CHALLENGE: Find the lines with "label" in them and copy them out.

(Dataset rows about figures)
____

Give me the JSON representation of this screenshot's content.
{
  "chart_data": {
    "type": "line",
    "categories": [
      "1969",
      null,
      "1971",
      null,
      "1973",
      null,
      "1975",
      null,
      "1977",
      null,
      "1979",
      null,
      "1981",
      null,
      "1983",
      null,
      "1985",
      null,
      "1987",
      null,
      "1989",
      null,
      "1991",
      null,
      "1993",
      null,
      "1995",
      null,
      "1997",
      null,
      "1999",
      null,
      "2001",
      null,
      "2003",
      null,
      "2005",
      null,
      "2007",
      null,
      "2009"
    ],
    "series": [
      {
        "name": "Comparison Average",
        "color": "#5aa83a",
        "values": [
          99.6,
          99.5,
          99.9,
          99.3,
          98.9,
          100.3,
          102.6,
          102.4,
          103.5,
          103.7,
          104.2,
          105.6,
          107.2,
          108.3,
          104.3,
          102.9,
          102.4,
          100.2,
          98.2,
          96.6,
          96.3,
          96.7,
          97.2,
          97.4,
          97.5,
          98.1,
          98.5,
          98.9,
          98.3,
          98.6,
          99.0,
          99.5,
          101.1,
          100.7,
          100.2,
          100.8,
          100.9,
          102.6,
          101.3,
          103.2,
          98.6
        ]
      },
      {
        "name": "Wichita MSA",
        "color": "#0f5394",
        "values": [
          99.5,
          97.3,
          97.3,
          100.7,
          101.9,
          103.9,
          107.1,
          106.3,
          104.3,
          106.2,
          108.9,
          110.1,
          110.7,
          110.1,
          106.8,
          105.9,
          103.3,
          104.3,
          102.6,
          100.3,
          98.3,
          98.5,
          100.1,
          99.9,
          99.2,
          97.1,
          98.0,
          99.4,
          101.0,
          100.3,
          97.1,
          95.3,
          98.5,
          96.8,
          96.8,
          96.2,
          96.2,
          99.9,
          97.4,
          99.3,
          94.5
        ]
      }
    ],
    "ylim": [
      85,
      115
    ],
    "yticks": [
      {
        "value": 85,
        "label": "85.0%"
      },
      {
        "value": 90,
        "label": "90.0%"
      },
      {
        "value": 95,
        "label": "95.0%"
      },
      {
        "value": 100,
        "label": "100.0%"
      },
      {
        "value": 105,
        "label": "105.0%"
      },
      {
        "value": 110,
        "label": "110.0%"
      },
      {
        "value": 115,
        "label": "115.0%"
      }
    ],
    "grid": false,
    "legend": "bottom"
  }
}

____

OUTPUT OF THE EXERCISE:
        "label": "85.0%"
        "label": "90.0%"
        "label": "95.0%"
        "label": "100.0%"
        "label": "105.0%"
        "label": "110.0%"
        "label": "115.0%"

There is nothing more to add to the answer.